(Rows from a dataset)
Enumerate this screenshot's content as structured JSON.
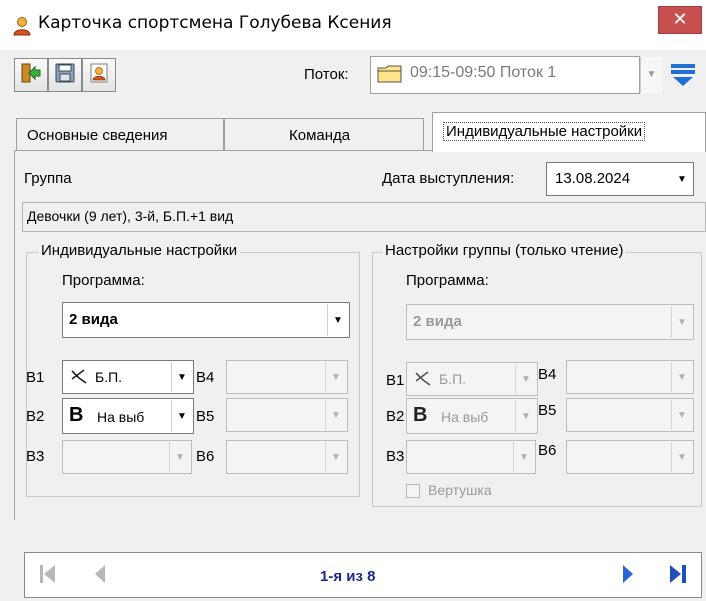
{
  "window": {
    "title": "Карточка спортсмена Голубева Ксения",
    "close_label": "✕"
  },
  "toolbar": {
    "stream_label": "Поток:",
    "stream_value": "09:15-09:50 Поток 1"
  },
  "tabs": [
    {
      "label": "Основные сведения"
    },
    {
      "label": "Команда"
    },
    {
      "label": "Индивидуальные настройки"
    }
  ],
  "main": {
    "group_label": "Группа",
    "date_label": "Дата выступления:",
    "date_value": "13.08.2024",
    "group_value": "Девочки (9 лет), 3-й, Б.П.+1 вид"
  },
  "individual": {
    "title": "Индивидуальные настройки",
    "program_label": "Программа:",
    "program_value": "2 вида",
    "slots": {
      "b1": {
        "label": "В1",
        "value": "Б.П."
      },
      "b2": {
        "label": "В2",
        "value": "На выб"
      },
      "b3": {
        "label": "В3",
        "value": ""
      },
      "b4": {
        "label": "В4",
        "value": ""
      },
      "b5": {
        "label": "В5",
        "value": ""
      },
      "b6": {
        "label": "В6",
        "value": ""
      }
    },
    "b2_icon_letter": "В"
  },
  "groupsettings": {
    "title": "Настройки группы (только чтение)",
    "program_label": "Программа:",
    "program_value": "2 вида",
    "slots": {
      "b1": {
        "label": "В1",
        "value": "Б.П."
      },
      "b2": {
        "label": "В2",
        "value": "На выб"
      },
      "b3": {
        "label": "В3",
        "value": ""
      },
      "b4": {
        "label": "В4",
        "value": ""
      },
      "b5": {
        "label": "В5",
        "value": ""
      },
      "b6": {
        "label": "В6",
        "value": ""
      }
    },
    "b2_icon_letter": "В",
    "spinner_label": "Вертушка"
  },
  "nav": {
    "record_text": "1-я из 8"
  },
  "colors": {
    "close_red": "#c75050",
    "nav_text": "#1a2a8a",
    "nav_arrow": "#2a63d8"
  }
}
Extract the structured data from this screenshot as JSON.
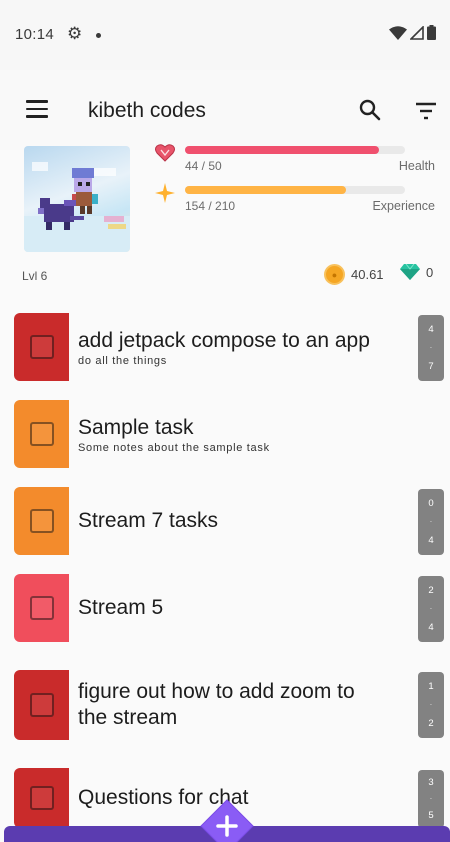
{
  "status_bar": {
    "time": "10:14"
  },
  "app_bar": {
    "title": "kibeth codes"
  },
  "stats": {
    "health": {
      "value_text": "44 / 50",
      "label": "Health",
      "fraction": 0.88,
      "color": "#f0506e"
    },
    "experience": {
      "value_text": "154 / 210",
      "label": "Experience",
      "fraction": 0.7333,
      "color": "#ffb445"
    },
    "level": "Lvl 6",
    "gold": "40.61",
    "gems": "0"
  },
  "tasks": [
    {
      "title": "add jetpack compose to an app",
      "notes": "do all the things",
      "color": "#c92b2b",
      "counter_top": "4",
      "counter_bottom": "7"
    },
    {
      "title": "Sample task",
      "notes": "Some notes about the sample task",
      "color": "#f38b2c",
      "counter_top": "",
      "counter_bottom": ""
    },
    {
      "title": "Stream 7 tasks",
      "notes": "",
      "color": "#f38b2c",
      "counter_top": "0",
      "counter_bottom": "4"
    },
    {
      "title": "Stream 5",
      "notes": "",
      "color": "#f04e5c",
      "counter_top": "2",
      "counter_bottom": "4"
    },
    {
      "title": "figure out how to add zoom to the stream",
      "notes": "",
      "color": "#c92b2b",
      "counter_top": "1",
      "counter_bottom": "2"
    },
    {
      "title": "Questions for chat",
      "notes": "",
      "color": "#c92b2b",
      "counter_top": "3",
      "counter_bottom": "5"
    }
  ],
  "colors": {
    "accent": "#5b3cb0",
    "fab": "#8a5cf5"
  },
  "icons": [
    "settings-icon",
    "wifi-icon",
    "signal-icon",
    "battery-icon",
    "menu-icon",
    "search-icon",
    "filter-icon",
    "heart-icon",
    "star-icon",
    "gold-icon",
    "gem-icon",
    "add-icon"
  ]
}
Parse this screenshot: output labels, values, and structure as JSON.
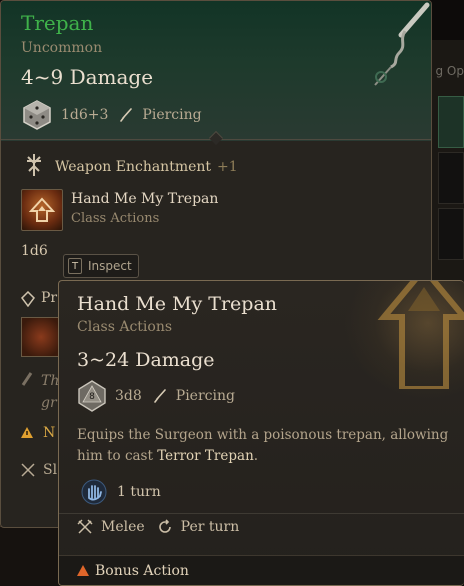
{
  "background": {
    "label_fragment": "g Op"
  },
  "item_tooltip": {
    "name": "Trepan",
    "rarity": "Uncommon",
    "damage": "4~9 Damage",
    "dice": "1d6+3",
    "damage_type": "Piercing",
    "enchant_label": "Weapon Enchantment",
    "enchant_bonus": "+1",
    "action_name": "Hand Me My Trepan",
    "action_category": "Class Actions",
    "dice_small": "1d6",
    "inspect_key": "T",
    "inspect_label": "Inspect",
    "partial_lines": [
      "Pr",
      "Th",
      "gr",
      "N",
      "Sl"
    ],
    "name_color": "#3fb24a"
  },
  "action_tooltip": {
    "title": "Hand Me My Trepan",
    "category": "Class Actions",
    "damage": "3~24 Damage",
    "dice": "3d8",
    "die_face": "8",
    "damage_type": "Piercing",
    "description_before": "Equips the Surgeon with a poisonous trepan, allowing him to cast ",
    "description_highlight": "Terror Trepan",
    "description_after": ".",
    "duration": "1 turn",
    "tag_range": "Melee",
    "tag_recharge": "Per turn",
    "cost": "Bonus Action",
    "cost_color": "#e0662a"
  }
}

* Task goal
Leaving the pictures aside, transcribe the entire listing exactly.

* Solution to this problem
Enumerate this screenshot's content as structured JSON.
{
  "window": {
    "title": "Карточка спортсмена Голубева Ксения",
    "close_label": "✕"
  },
  "toolbar": {
    "stream_label": "Поток:",
    "stream_value": "09:15-09:50 Поток 1"
  },
  "tabs": [
    {
      "label": "Основные сведения"
    },
    {
      "label": "Команда"
    },
    {
      "label": "Индивидуальные настройки"
    }
  ],
  "main": {
    "group_label": "Группа",
    "date_label": "Дата выступления:",
    "date_value": "13.08.2024",
    "group_value": "Девочки (9 лет), 3-й, Б.П.+1 вид"
  },
  "individual": {
    "title": "Индивидуальные настройки",
    "program_label": "Программа:",
    "program_value": "2 вида",
    "slots": {
      "b1": {
        "label": "В1",
        "value": "Б.П."
      },
      "b2": {
        "label": "В2",
        "value": "На выб"
      },
      "b3": {
        "label": "В3",
        "value": ""
      },
      "b4": {
        "label": "В4",
        "value": ""
      },
      "b5": {
        "label": "В5",
        "value": ""
      },
      "b6": {
        "label": "В6",
        "value": ""
      }
    },
    "b2_icon_letter": "В"
  },
  "groupsettings": {
    "title": "Настройки группы (только чтение)",
    "program_label": "Программа:",
    "program_value": "2 вида",
    "slots": {
      "b1": {
        "label": "В1",
        "value": "Б.П."
      },
      "b2": {
        "label": "В2",
        "value": "На выб"
      },
      "b3": {
        "label": "В3",
        "value": ""
      },
      "b4": {
        "label": "В4",
        "value": ""
      },
      "b5": {
        "label": "В5",
        "value": ""
      },
      "b6": {
        "label": "В6",
        "value": ""
      }
    },
    "b2_icon_letter": "В",
    "spinner_label": "Вертушка"
  },
  "nav": {
    "record_text": "1-я из 8"
  },
  "colors": {
    "close_red": "#c75050",
    "nav_text": "#1a2a8a",
    "nav_arrow": "#2a63d8"
  }
}
Extract the structured data from this screenshot as JSON.
{
  "status_bar": {
    "time": "10:14"
  },
  "app_bar": {
    "title": "kibeth codes"
  },
  "stats": {
    "health": {
      "value_text": "44 / 50",
      "label": "Health",
      "fraction": 0.88,
      "color": "#f0506e"
    },
    "experience": {
      "value_text": "154 / 210",
      "label": "Experience",
      "fraction": 0.7333,
      "color": "#ffb445"
    },
    "level": "Lvl 6",
    "gold": "40.61",
    "gems": "0"
  },
  "tasks": [
    {
      "title": "add jetpack compose to an app",
      "notes": "do all the things",
      "color": "#c92b2b",
      "counter_top": "4",
      "counter_bottom": "7"
    },
    {
      "title": "Sample task",
      "notes": "Some notes about the sample task",
      "color": "#f38b2c",
      "counter_top": "",
      "counter_bottom": ""
    },
    {
      "title": "Stream 7 tasks",
      "notes": "",
      "color": "#f38b2c",
      "counter_top": "0",
      "counter_bottom": "4"
    },
    {
      "title": "Stream 5",
      "notes": "",
      "color": "#f04e5c",
      "counter_top": "2",
      "counter_bottom": "4"
    },
    {
      "title": "figure out how to add zoom to the stream",
      "notes": "",
      "color": "#c92b2b",
      "counter_top": "1",
      "counter_bottom": "2"
    },
    {
      "title": "Questions for chat",
      "notes": "",
      "color": "#c92b2b",
      "counter_top": "3",
      "counter_bottom": "5"
    }
  ],
  "colors": {
    "accent": "#5b3cb0",
    "fab": "#8a5cf5"
  },
  "icons": [
    "settings-icon",
    "wifi-icon",
    "signal-icon",
    "battery-icon",
    "menu-icon",
    "search-icon",
    "filter-icon",
    "heart-icon",
    "star-icon",
    "gold-icon",
    "gem-icon",
    "add-icon"
  ]
}
Parse this screenshot: output labels, values, and structure as JSON.
{
  "background": {
    "label_fragment": "g Op"
  },
  "item_tooltip": {
    "name": "Trepan",
    "rarity": "Uncommon",
    "damage": "4~9 Damage",
    "dice": "1d6+3",
    "damage_type": "Piercing",
    "enchant_label": "Weapon Enchantment",
    "enchant_bonus": "+1",
    "action_name": "Hand Me My Trepan",
    "action_category": "Class Actions",
    "dice_small": "1d6",
    "inspect_key": "T",
    "inspect_label": "Inspect",
    "partial_lines": [
      "Pr",
      "Th",
      "gr",
      "N",
      "Sl"
    ],
    "name_color": "#3fb24a"
  },
  "action_tooltip": {
    "title": "Hand Me My Trepan",
    "category": "Class Actions",
    "damage": "3~24 Damage",
    "dice": "3d8",
    "die_face": "8",
    "damage_type": "Piercing",
    "description_before": "Equips the Surgeon with a poisonous trepan, allowing him to cast ",
    "description_highlight": "Terror Trepan",
    "description_after": ".",
    "duration": "1 turn",
    "tag_range": "Melee",
    "tag_recharge": "Per turn",
    "cost": "Bonus Action",
    "cost_color": "#e0662a"
  }
}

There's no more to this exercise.